··· Task material

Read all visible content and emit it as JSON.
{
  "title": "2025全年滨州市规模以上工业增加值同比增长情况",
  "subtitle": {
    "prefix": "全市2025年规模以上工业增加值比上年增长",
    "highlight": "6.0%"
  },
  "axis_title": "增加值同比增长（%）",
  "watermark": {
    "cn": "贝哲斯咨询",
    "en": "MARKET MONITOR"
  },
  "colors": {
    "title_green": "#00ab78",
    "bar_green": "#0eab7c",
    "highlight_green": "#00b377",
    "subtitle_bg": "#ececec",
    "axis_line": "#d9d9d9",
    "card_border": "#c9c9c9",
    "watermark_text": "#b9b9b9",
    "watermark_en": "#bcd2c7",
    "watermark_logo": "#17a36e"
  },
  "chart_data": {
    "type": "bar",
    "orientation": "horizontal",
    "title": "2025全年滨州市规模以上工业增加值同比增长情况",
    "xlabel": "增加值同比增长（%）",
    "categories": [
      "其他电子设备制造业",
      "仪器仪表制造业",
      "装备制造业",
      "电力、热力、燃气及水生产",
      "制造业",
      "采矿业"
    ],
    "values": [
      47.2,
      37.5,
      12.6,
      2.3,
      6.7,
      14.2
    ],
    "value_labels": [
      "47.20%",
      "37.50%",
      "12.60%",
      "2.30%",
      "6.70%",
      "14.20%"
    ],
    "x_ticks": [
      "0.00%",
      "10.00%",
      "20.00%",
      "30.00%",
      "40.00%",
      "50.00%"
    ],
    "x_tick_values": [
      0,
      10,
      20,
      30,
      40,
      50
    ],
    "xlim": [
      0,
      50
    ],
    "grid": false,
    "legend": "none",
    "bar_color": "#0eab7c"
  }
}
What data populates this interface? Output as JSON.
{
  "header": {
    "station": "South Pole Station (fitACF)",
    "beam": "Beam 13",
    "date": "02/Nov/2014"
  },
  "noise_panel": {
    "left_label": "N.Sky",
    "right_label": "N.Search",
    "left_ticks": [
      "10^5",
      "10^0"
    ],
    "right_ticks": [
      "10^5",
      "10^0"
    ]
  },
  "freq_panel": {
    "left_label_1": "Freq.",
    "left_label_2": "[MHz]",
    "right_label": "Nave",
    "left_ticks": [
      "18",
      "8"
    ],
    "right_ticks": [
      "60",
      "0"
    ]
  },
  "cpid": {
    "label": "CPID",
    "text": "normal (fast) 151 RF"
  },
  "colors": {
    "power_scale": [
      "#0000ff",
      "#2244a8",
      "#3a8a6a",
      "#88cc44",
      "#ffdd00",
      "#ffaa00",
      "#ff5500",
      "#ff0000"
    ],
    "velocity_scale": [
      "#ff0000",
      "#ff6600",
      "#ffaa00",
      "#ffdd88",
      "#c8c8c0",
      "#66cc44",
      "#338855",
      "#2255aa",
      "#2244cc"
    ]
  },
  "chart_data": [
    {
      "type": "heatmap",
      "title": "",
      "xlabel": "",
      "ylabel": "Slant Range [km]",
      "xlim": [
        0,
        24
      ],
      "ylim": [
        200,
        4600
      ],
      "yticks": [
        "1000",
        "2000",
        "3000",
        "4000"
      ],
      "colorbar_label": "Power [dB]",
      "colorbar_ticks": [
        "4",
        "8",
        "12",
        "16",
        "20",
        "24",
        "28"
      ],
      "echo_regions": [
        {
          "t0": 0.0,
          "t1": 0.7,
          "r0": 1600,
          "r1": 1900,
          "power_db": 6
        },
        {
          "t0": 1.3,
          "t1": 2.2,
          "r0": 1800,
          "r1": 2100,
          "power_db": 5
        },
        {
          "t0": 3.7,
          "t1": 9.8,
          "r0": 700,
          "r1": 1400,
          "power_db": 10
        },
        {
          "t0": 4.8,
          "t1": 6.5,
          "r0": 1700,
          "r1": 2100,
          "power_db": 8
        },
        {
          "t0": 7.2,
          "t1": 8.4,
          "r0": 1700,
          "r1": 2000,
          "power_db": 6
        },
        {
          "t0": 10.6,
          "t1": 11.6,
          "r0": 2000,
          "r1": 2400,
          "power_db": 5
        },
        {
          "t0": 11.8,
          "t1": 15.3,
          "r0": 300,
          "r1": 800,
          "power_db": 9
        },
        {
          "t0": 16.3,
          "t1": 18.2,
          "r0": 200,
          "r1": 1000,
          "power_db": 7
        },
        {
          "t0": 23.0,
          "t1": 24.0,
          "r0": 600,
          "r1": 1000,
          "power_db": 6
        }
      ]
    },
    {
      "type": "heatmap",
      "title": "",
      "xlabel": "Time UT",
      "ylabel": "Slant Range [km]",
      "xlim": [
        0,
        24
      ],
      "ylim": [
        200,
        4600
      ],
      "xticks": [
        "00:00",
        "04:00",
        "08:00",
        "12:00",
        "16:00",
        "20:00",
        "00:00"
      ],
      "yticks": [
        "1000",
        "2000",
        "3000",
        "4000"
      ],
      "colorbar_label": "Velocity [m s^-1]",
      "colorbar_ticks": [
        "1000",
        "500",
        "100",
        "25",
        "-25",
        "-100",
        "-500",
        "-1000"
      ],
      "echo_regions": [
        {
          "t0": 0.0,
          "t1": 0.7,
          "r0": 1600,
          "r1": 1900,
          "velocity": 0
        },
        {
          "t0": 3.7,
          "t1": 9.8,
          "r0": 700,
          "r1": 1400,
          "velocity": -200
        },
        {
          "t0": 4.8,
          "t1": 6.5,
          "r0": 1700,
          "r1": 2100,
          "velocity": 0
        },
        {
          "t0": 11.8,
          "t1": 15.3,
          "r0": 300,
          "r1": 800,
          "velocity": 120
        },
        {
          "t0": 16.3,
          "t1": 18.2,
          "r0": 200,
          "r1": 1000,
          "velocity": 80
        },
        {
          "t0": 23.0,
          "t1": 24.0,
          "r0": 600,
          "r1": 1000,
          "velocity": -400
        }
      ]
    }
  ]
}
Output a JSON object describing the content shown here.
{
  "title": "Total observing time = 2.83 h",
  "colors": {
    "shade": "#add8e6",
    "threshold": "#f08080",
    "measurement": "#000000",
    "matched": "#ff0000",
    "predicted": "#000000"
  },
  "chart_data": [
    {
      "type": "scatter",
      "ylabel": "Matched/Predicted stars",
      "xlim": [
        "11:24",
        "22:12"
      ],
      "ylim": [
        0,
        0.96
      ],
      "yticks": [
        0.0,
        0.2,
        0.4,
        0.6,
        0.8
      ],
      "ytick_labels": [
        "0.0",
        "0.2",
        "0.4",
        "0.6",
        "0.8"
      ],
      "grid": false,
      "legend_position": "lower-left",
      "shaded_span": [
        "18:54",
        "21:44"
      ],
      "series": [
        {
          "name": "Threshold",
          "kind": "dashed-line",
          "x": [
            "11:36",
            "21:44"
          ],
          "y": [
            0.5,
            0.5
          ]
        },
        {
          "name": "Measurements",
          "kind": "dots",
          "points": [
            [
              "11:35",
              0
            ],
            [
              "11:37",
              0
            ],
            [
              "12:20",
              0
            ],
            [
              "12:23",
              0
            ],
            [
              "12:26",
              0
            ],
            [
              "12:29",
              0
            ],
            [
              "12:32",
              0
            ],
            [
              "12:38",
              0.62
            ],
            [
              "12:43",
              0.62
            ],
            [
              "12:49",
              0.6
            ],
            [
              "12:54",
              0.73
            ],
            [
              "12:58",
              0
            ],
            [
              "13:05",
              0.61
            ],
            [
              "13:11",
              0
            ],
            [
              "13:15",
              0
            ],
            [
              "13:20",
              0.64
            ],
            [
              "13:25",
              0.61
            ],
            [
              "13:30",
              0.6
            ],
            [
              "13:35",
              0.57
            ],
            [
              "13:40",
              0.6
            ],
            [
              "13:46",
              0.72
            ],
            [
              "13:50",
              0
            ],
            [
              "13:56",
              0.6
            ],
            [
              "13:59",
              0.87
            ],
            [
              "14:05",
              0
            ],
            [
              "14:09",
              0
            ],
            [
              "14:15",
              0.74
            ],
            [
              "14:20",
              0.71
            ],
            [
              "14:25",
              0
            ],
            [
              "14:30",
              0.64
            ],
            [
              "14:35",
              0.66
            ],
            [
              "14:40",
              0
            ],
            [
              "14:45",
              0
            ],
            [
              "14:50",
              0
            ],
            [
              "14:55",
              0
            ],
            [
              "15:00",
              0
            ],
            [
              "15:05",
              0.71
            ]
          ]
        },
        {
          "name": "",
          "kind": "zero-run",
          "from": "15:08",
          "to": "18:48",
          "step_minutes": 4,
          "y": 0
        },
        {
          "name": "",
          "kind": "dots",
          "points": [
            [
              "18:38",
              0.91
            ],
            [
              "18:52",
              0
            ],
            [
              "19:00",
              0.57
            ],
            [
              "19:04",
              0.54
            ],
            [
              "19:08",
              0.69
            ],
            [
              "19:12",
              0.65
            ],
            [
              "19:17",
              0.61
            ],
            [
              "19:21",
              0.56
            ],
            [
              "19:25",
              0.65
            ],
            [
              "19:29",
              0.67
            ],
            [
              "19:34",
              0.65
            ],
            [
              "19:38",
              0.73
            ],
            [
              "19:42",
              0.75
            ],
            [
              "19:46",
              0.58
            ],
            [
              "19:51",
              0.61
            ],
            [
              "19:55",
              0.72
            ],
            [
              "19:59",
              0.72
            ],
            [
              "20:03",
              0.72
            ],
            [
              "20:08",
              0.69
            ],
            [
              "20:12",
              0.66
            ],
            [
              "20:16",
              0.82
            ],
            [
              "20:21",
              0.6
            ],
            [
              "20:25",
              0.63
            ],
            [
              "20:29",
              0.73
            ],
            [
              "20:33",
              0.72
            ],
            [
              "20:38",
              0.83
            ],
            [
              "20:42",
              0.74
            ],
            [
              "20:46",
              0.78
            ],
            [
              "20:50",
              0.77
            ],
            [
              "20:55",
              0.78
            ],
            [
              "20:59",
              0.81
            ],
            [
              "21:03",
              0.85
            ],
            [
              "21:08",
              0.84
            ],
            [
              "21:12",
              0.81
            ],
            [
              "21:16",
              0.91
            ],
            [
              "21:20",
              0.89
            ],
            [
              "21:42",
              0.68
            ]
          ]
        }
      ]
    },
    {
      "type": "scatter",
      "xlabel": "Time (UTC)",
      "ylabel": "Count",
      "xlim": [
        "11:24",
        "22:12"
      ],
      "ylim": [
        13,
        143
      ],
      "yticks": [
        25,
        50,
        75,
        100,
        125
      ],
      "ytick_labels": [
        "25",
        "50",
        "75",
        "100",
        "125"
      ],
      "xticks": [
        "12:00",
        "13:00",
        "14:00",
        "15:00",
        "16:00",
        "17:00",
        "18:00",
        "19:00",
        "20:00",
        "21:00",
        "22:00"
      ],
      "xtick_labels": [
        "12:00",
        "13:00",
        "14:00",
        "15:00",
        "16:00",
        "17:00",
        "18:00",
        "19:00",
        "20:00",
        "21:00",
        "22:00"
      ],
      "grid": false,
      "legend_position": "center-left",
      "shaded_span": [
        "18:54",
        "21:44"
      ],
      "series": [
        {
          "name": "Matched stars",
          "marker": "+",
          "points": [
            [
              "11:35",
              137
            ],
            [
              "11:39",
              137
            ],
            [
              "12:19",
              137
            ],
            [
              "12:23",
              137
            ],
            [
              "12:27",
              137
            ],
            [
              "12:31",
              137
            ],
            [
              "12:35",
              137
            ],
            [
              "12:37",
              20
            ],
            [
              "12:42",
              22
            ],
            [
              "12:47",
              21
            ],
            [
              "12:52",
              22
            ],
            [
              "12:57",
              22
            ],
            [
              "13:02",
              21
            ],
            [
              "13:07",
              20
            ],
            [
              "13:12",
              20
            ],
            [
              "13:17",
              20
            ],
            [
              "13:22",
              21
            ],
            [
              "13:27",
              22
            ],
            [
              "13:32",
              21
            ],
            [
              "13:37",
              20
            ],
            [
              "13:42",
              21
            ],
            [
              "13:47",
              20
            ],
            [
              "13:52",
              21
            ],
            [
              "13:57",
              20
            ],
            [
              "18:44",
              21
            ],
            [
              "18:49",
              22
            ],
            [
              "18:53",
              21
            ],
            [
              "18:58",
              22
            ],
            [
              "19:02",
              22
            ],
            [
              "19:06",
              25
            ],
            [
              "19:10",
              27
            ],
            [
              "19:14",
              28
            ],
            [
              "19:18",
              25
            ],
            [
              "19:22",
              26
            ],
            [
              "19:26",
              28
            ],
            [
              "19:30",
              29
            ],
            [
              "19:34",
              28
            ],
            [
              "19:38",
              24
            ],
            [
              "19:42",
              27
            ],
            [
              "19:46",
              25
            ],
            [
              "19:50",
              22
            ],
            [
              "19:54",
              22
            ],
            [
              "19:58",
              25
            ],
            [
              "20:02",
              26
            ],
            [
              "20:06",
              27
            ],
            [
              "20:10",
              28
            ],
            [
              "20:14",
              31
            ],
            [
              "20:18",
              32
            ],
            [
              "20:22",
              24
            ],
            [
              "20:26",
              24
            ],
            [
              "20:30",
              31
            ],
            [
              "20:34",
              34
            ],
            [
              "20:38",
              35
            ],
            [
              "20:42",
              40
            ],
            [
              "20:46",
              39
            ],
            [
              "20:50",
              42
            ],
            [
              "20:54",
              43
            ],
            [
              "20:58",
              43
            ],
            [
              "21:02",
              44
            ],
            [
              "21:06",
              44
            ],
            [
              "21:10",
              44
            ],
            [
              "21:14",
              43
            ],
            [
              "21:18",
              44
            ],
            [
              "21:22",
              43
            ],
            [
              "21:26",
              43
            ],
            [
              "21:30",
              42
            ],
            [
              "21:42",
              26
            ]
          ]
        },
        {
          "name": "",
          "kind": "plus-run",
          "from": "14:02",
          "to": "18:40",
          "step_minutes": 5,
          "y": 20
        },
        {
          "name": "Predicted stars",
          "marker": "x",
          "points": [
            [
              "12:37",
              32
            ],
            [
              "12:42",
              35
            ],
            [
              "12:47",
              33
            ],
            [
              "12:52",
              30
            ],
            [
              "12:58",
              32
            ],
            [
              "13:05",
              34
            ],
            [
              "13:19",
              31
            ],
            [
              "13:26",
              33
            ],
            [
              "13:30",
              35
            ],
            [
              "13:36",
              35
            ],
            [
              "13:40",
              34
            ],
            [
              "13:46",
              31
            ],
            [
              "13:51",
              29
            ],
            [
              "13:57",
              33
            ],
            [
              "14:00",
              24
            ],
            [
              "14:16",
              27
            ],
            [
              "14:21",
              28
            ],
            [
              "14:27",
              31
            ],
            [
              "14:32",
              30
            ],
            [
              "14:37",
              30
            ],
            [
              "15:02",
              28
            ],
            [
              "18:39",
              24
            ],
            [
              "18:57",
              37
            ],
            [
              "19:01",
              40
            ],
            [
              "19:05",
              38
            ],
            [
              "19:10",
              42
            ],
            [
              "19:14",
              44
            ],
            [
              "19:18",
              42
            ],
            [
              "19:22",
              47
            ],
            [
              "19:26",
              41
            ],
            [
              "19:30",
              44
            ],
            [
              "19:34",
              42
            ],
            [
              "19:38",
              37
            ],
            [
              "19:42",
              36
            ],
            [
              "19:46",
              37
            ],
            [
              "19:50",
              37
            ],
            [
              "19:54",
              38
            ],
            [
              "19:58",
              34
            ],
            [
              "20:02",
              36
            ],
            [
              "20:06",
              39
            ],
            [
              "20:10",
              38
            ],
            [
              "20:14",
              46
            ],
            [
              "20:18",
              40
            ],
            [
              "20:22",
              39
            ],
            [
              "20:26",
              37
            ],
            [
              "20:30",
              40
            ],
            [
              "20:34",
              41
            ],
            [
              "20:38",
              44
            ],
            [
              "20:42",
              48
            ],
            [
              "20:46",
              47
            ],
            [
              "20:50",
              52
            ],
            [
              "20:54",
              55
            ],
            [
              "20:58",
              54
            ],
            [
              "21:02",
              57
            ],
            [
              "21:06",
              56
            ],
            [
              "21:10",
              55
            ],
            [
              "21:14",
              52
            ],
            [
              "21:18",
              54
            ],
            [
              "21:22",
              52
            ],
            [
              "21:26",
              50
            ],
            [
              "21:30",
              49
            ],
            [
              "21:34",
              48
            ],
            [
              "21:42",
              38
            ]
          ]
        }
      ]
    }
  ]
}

······

# Objective
Identify each line in the records above containing the word "content"; copy those lines.

# Correct result
Read all visible content and emit it as JSON.
Output a JSON object describing the content shown here.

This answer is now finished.